Dataset entries
....

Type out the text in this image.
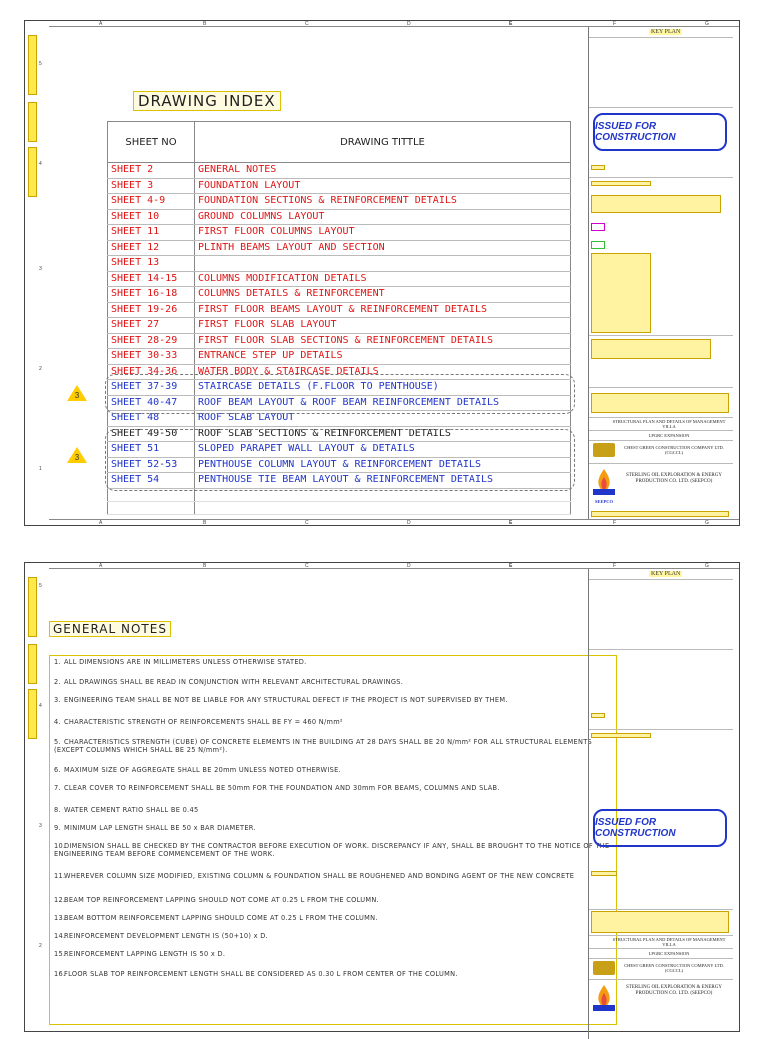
A	B	C	D	E	F	G
A	B	C	D	E	F	G
5
4
3
2
1
DRAWING INDEX
SHEET NO	DRAWING TITTLE
SHEET 2	GENERAL NOTES
SHEET 3	FOUNDATION LAYOUT
SHEET 4-9	FOUNDATION SECTIONS & REINFORCEMENT DETAILS
SHEET 10	GROUND COLUMNS LAYOUT
SHEET 11	FIRST FLOOR COLUMNS LAYOUT
SHEET 12	PLINTH BEAMS LAYOUT AND SECTION
SHEET 13	
SHEET 14-15	COLUMNS MODIFICATION DETAILS
SHEET 16-18	COLUMNS DETAILS & REINFORCEMENT
SHEET 19-26	FIRST FLOOR BEAMS LAYOUT & REINFORCEMENT DETAILS
SHEET 27	FIRST FLOOR SLAB LAYOUT
SHEET 28-29	FIRST FLOOR SLAB SECTIONS & REINFORCEMENT DETAILS
SHEET 30-33	ENTRANCE STEP UP DETAILS
SHEET 34-36	WATER BODY & STAIRCASE DETAILS
SHEET 37-39	STAIRCASE DETAILS (F.FLOOR TO PENTHOUSE)
SHEET 40-47	ROOF BEAM LAYOUT & ROOF BEAM REINFORCEMENT DETAILS
SHEET 48	ROOF SLAB LAYOUT
SHEET 49-50	ROOF SLAB SECTIONS & REINFORCEMENT DETAILS
SHEET 51	SLOPED PARAPET WALL LAYOUT & DETAILS
SHEET 52-53	PENTHOUSE COLUMN LAYOUT & REINFORCEMENT DETAILS
SHEET 54	PENTHOUSE TIE BEAM LAYOUT & REINFORCEMENT DETAILS

3
3
KEY PLAN
ISSUED FOR CONSTRUCTION
STRUCTURAL PLAN AND DETAILS OF MANAGEMENT VILLA
LPGRC EXPANSION
CHEST GREEN CONSTRUCTION COMPANY LTD. (CGCCL)
STERLING OIL EXPLORATION & ENERGY PRODUCTION CO. LTD. (SEEPCO)
SEEPCO
A	B	C	D	E	F	G
5
4
3
2
GENERAL NOTES
1. ALL DIMENSIONS ARE IN MILLIMETERS UNLESS OTHERWISE STATED.
2. ALL DRAWINGS SHALL BE READ IN CONJUNCTION WITH RELEVANT ARCHITECTURAL DRAWINGS.
3. ENGINEERING TEAM SHALL BE NOT BE LIABLE FOR ANY STRUCTURAL DEFECT IF THE PROJECT IS NOT SUPERVISED BY THEM.
4. CHARACTERISTIC STRENGTH OF REINFORCEMENTS SHALL BE FY = 460 N/mm²
5. CHARACTERISTICS STRENGTH (CUBE) OF CONCRETE ELEMENTS IN THE BUILDING AT 28 DAYS SHALL BE 20 N/mm² FOR ALL STRUCTURAL ELEMENTS (EXCEPT COLUMNS WHICH SHALL BE 25 N/mm²).
6. MAXIMUM SIZE OF AGGREGATE SHALL BE 20mm UNLESS NOTED OTHERWISE.
7. CLEAR COVER TO REINFORCEMENT SHALL BE 50mm FOR THE FOUNDATION AND 30mm FOR BEAMS, COLUMNS AND SLAB.
8. WATER CEMENT RATIO SHALL BE 0.45
9. MINIMUM LAP LENGTH SHALL BE 50 x BAR DIAMETER.
10.DIMENSION SHALL BE CHECKED BY THE CONTRACTOR BEFORE EXECUTION OF WORK. DISCREPANCY IF ANY, SHALL BE BROUGHT TO THE NOTICE OF THE ENGINEERING TEAM BEFORE COMMENCEMENT OF THE WORK.
11.WHEREVER COLUMN SIZE MODIFIED, EXISTING COLUMN & FOUNDATION SHALL BE ROUGHENED AND BONDING AGENT OF THE NEW CONCRETE
12.BEAM TOP REINFORCEMENT LAPPING SHOULD NOT COME AT 0.25 L FROM THE COLUMN.
13.BEAM BOTTOM REINFORCEMENT LAPPING SHOULD COME AT 0.25 L FROM THE COLUMN.
14.REINFORCEMENT DEVELOPMENT LENGTH IS (50+10) x D.
15.REINFORCEMENT LAPPING LENGTH IS 50 x D.
16.FLOOR SLAB TOP REINFORCEMENT LENGTH SHALL BE CONSIDERED AS 0.30 L FROM CENTER OF THE COLUMN.
KEY PLAN
ISSUED FOR CONSTRUCTION
STRUCTURAL PLAN AND DETAILS OF MANAGEMENT VILLA
LPGRC EXPANSION
CHEST GREEN CONSTRUCTION COMPANY LTD. (CGCCL)
STERLING OIL EXPLORATION & ENERGY PRODUCTION CO. LTD. (SEEPCO)
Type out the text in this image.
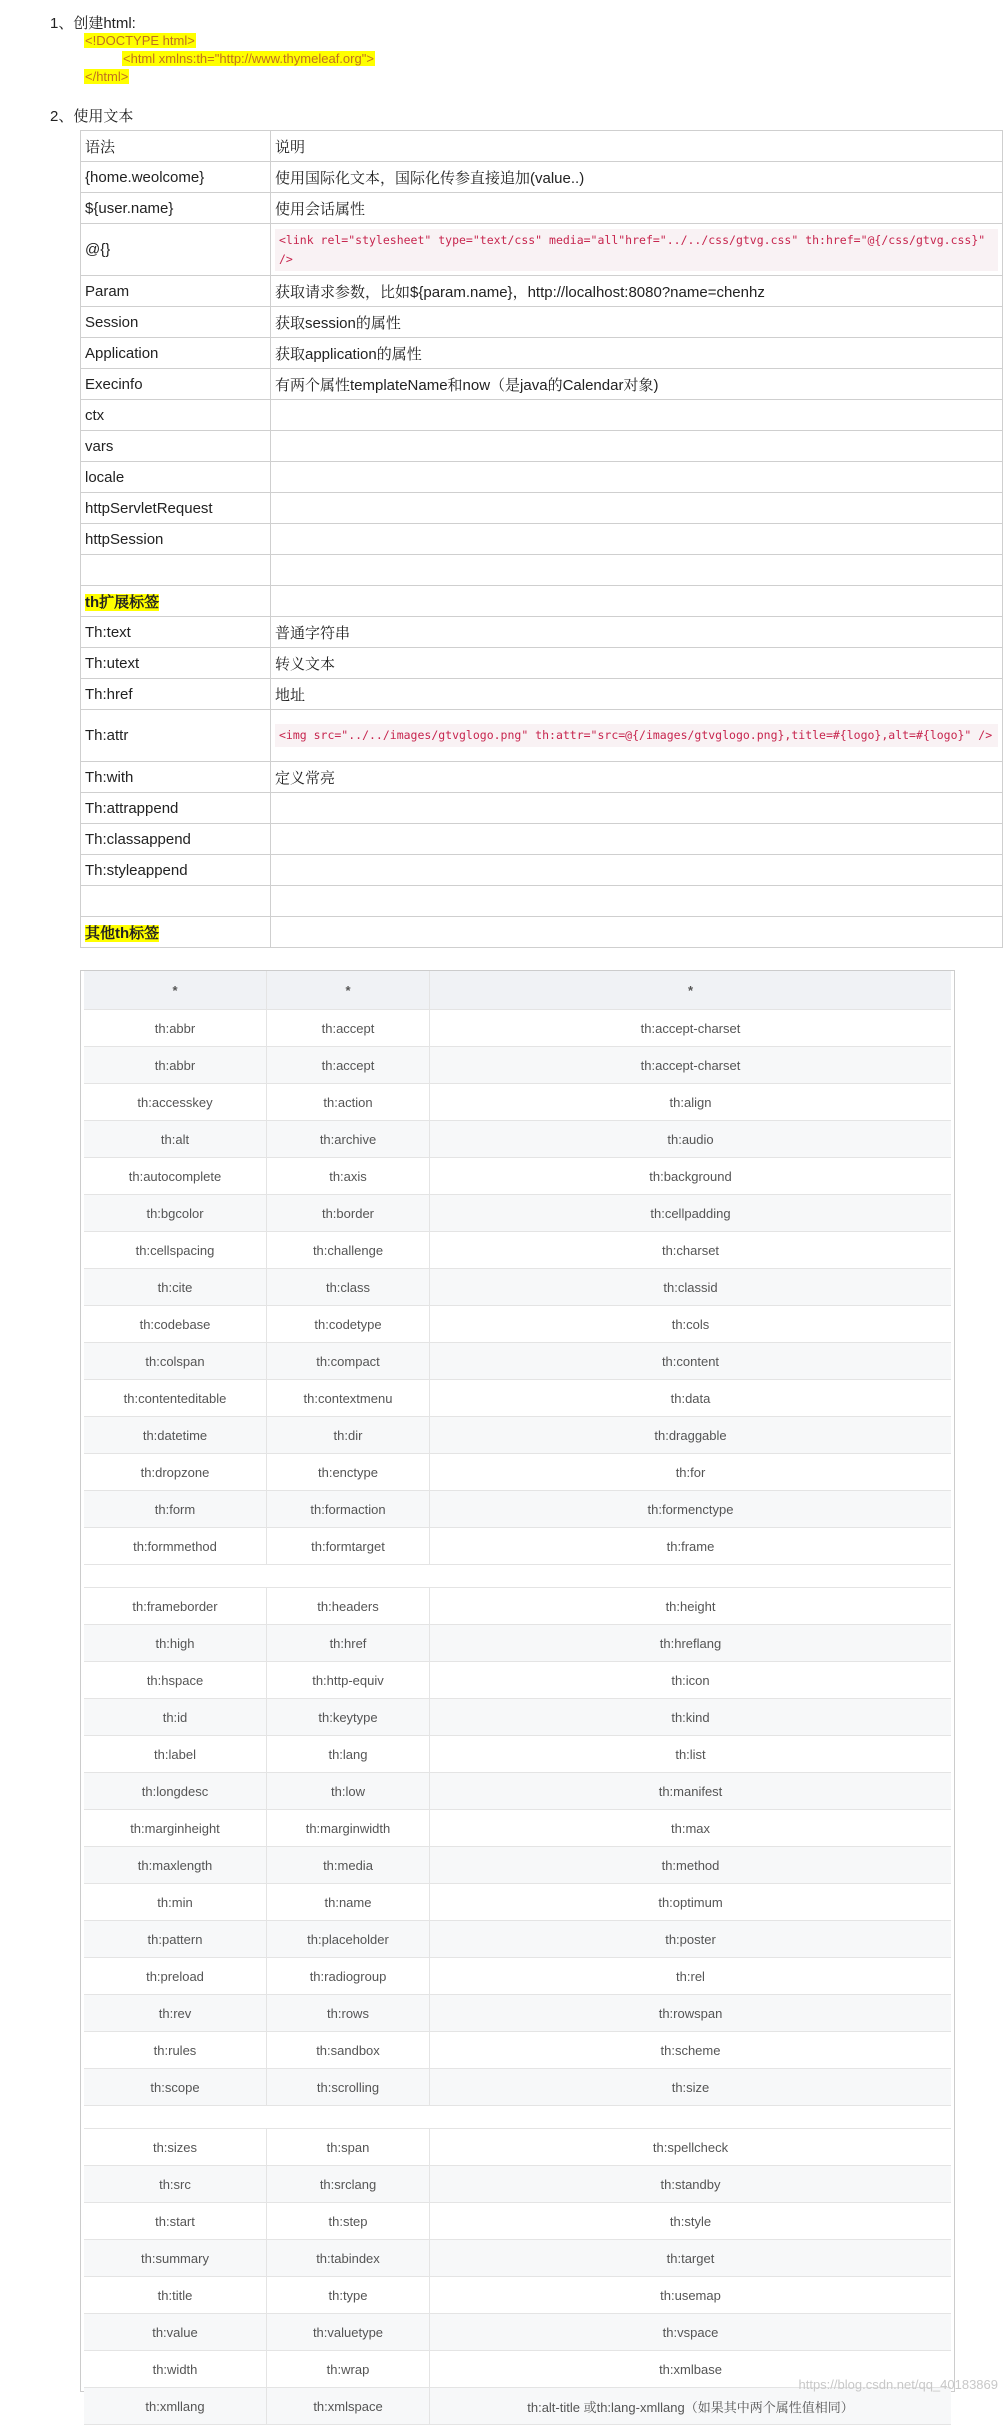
1、创建html:
<!DOCTYPE html>
<html xmlns:th="http://www.thymeleaf.org">
</html>
2、使用文本
语法	说明
{home.weolcome}	使用国际化文本，国际化传参直接追加(value..)
${user.name}	使用会话属性
@{}	<link rel="stylesheet" type="text/css" media="all"href="../../css/gtvg.css" th:href="@{/css/gtvg.css}" />

Param	获取请求参数，比如${param.name}，http://localhost:8080?name=chenhz
Session	获取session的属性
Application	获取application的属性
Execinfo	有两个属性templateName和now（是java的Calendar对象)
ctx	
vars	
locale	
httpServletRequest	
httpSession	

th扩展标签	
Th:text	普通字符串
Th:utext	转义文本
Th:href	地址
Th:attr	<img src="../../images/gtvglogo.png" th:attr="src=@{/images/gtvglogo.png},title=#{logo},alt=#{logo}" />

Th:with	定义常亮
Th:attrappend	
Th:classappend	
Th:styleappend	

其他th标签	
*	*	*
th:abbr	th:accept	th:accept-charset
th:abbr	th:accept	th:accept-charset
th:accesskey	th:action	th:align
th:alt	th:archive	th:audio
th:autocomplete	th:axis	th:background
th:bgcolor	th:border	th:cellpadding
th:cellspacing	th:challenge	th:charset
th:cite	th:class	th:classid
th:codebase	th:codetype	th:cols
th:colspan	th:compact	th:content
th:contenteditable	th:contextmenu	th:data
th:datetime	th:dir	th:draggable
th:dropzone	th:enctype	th:for
th:form	th:formaction	th:formenctype
th:formmethod	th:formtarget	th:frame

th:frameborder	th:headers	th:height
th:high	th:href	th:hreflang
th:hspace	th:http-equiv	th:icon
th:id	th:keytype	th:kind
th:label	th:lang	th:list
th:longdesc	th:low	th:manifest
th:marginheight	th:marginwidth	th:max
th:maxlength	th:media	th:method
th:min	th:name	th:optimum
th:pattern	th:placeholder	th:poster
th:preload	th:radiogroup	th:rel
th:rev	th:rows	th:rowspan
th:rules	th:sandbox	th:scheme
th:scope	th:scrolling	th:size

th:sizes	th:span	th:spellcheck
th:src	th:srclang	th:standby
th:start	th:step	th:style
th:summary	th:tabindex	th:target
th:title	th:type	th:usemap
th:value	th:valuetype	th:vspace
th:width	th:wrap	th:xmlbase
th:xmllang	th:xmlspace	th:alt-title 或th:lang-xmllang（如果其中两个属性值相同）
https://blog.csdn.net/qq_40183869
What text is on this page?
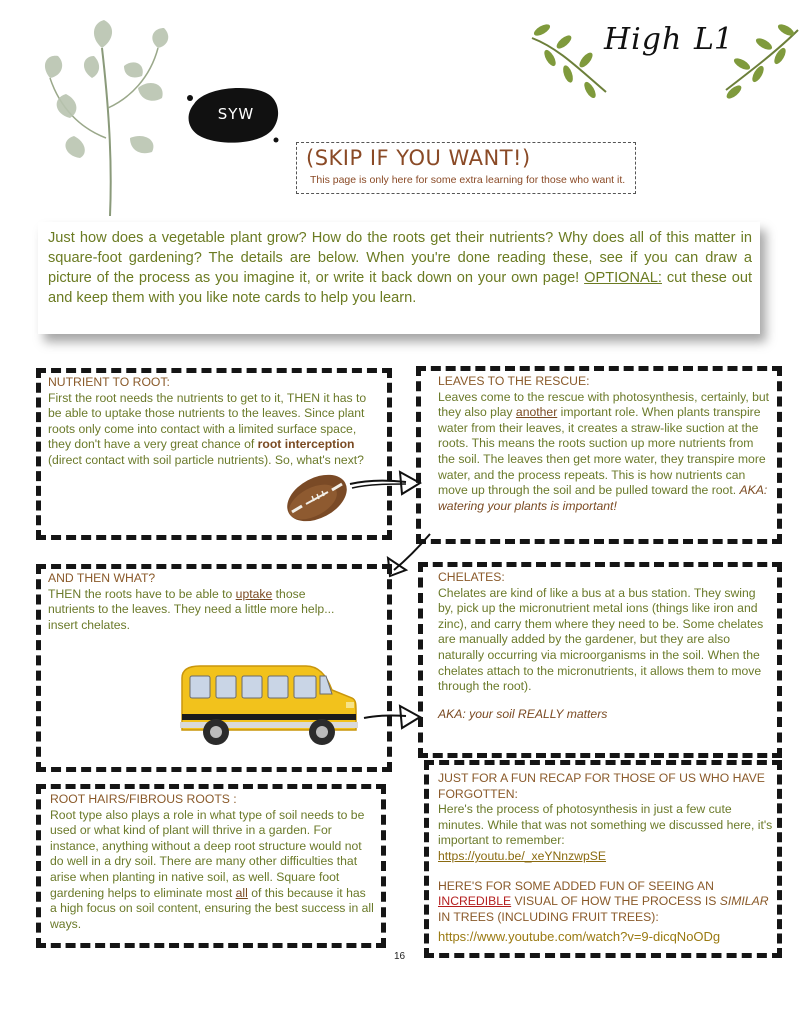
SYW
(SKIP IF YOU WANT!)
This page is only here for some extra learning for those who want it.
High L1
Just how does a vegetable plant grow? How do the roots get their nutrients? Why does all of this matter in square-foot gardening? The details are below. When you're done reading these, see if you can draw a picture of the process as you imagine it, or write it back down on your own page! OPTIONAL: cut these out and keep them with you like note cards to help you learn.
NUTRIENT TO ROOT:
First the root needs the nutrients to get to it, THEN it has to be able to uptake those nutrients to the leaves. Since plant roots only come into contact with a limited surface space, they don't have a very great chance of root interception (direct contact with soil particle nutrients). So, what's next?
LEAVES TO THE RESCUE:
Leaves come to the rescue with photosynthesis, certainly, but they also play another important role. When plants transpire water from their leaves, it creates a straw-like suction at the roots. This means the roots suction up more nutrients from the soil. The leaves then get more water, they transpire more water, and the process repeats. This is how nutrients can move up through the soil and be pulled toward the root. AKA: watering your plants is important!
AND THEN WHAT?
THEN the roots have to be able to uptake those nutrients to the leaves. They need a little more help... insert chelates.
CHELATES:
Chelates are kind of like a bus at a bus station. They swing by, pick up the micronutrient metal ions (things like iron and zinc), and carry them where they need to be. Some chelates are manually added by the gardener, but they are also naturally occurring via microorganisms in the soil. When the chelates attach to the micronutrients, it allows them to move through the root).
AKA: your soil REALLY matters
ROOT HAIRS/FIBROUS ROOTS :
Root type also plays a role in what type of soil needs to be used or what kind of plant will thrive in a garden. For instance, anything without a deep root structure would not do well in a dry soil. There are many other difficulties that arise when planting in native soil, as well. Square foot gardening helps to eliminate most all of this because it has a high focus on soil content, ensuring the best success in all ways.
JUST FOR A FUN RECAP FOR THOSE OF US WHO HAVE FORGOTTEN:
Here's the process of photosynthesis in just a few cute minutes. While that was not something we discussed here, it's important to remember:
https://youtu.be/_xeYNnzwpSE
HERE'S FOR SOME ADDED FUN OF SEEING AN INCREDIBLE VISUAL OF HOW THE PROCESS IS SIMILAR IN TREES (INCLUDING FRUIT TREES):
https://www.youtube.com/watch?v=9-dicqNoODg
16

....

• **REQUIRED TASK**
Pick out all lines containing the string "STRENGTH".

• **IN RESPONSE**
4. CHARACTERISTIC STRENGTH OF REINFORCEMENTS SHALL BE FY = 460 N/mm²
5. CHARACTERISTICS STRENGTH (CUBE) OF CONCRETE ELEMENTS IN THE BUILDING AT 28 DAYS SHALL BE 20 N/mm² FOR ALL STRUCTURAL ELEMENTS (EXCEPT COLUMNS WHICH SHALL BE 25 N/mm²).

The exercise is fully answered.